* BEGIN Input material *
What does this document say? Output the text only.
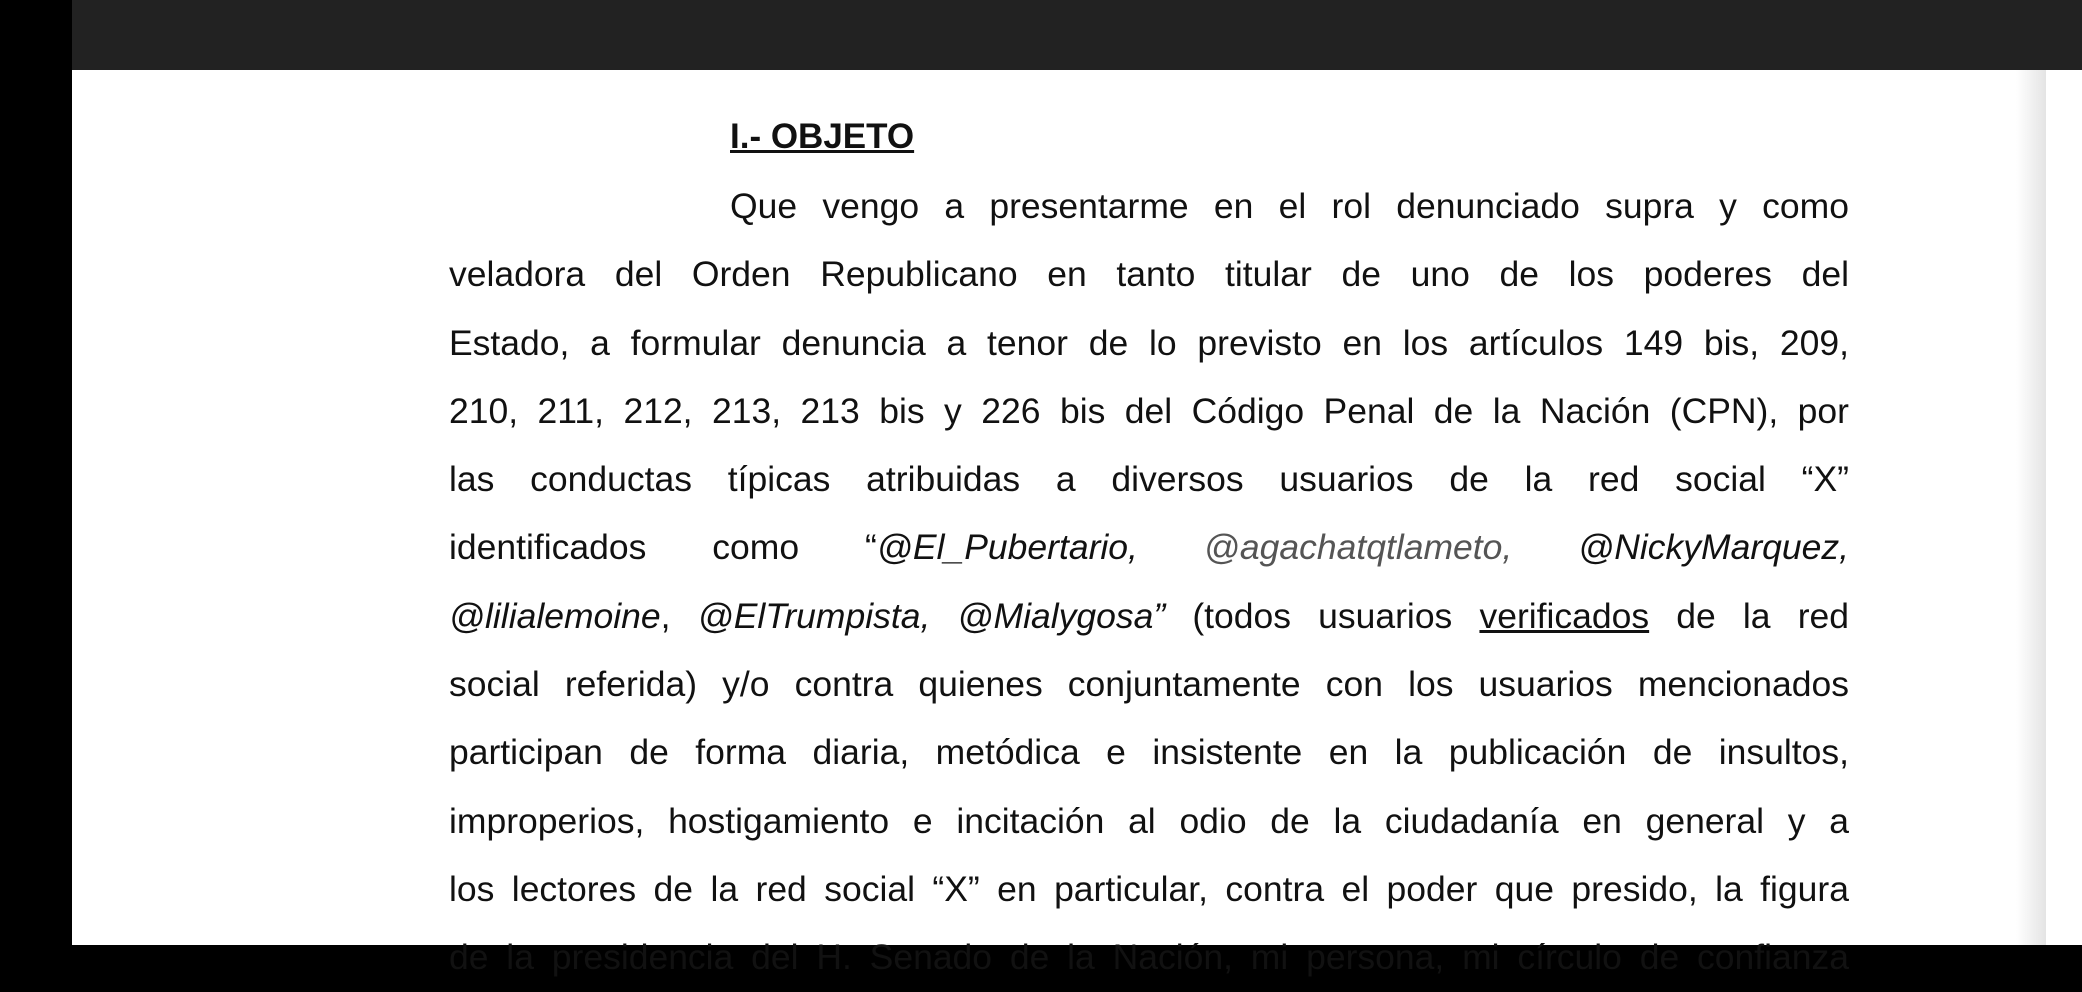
I.- OBJETO
Que vengo a presentarme en el rol denunciado supra y como
veladora del Orden Republicano en tanto titular de uno de los poderes del
Estado, a formular denuncia a tenor de lo previsto en los artículos 149 bis, 209,
210, 211, 212, 213, 213 bis y 226 bis del Código Penal de la Nación (CPN), por
las conductas típicas atribuidas a diversos usuarios de la red social “X”
identificados como “@El_Pubertario, @agachatqtlameto, @NickyMarquez,
@lilialemoine, @ElTrumpista, @Mialygosa” (todos usuarios verificados de la red
social referida) y/o contra quienes conjuntamente con los usuarios mencionados
participan de forma diaria, metódica e insistente en la publicación de insultos,
improperios, hostigamiento e incitación al odio de la ciudadanía en general y a
los lectores de la red social “X” en particular, contra el poder que presido, la figura
de la presidencia del H. Senado de la Nación, mi persona, mi círculo de confianza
* END Input material *
*Prompt*. From the data above, write out everything exactly except the pictures.

*Exercise answer*.
What does this document say? Output the text only.
I.- OBJETO
Que vengo a presentarme en el rol denunciado supra y como
veladora del Orden Republicano en tanto titular de uno de los poderes del
Estado, a formular denuncia a tenor de lo previsto en los artículos 149 bis, 209,
210, 211, 212, 213, 213 bis y 226 bis del Código Penal de la Nación (CPN), por
las conductas típicas atribuidas a diversos usuarios de la red social “X”
identificados como “@El_Pubertario, @agachatqtlameto, @NickyMarquez,
@lilialemoine, @ElTrumpista, @Mialygosa” (todos usuarios verificados de la red
social referida) y/o contra quienes conjuntamente con los usuarios mencionados
participan de forma diaria, metódica e insistente en la publicación de insultos,
improperios, hostigamiento e incitación al odio de la ciudadanía en general y a
los lectores de la red social “X” en particular, contra el poder que presido, la figura
de la presidencia del H. Senado de la Nación, mi persona, mi círculo de confianza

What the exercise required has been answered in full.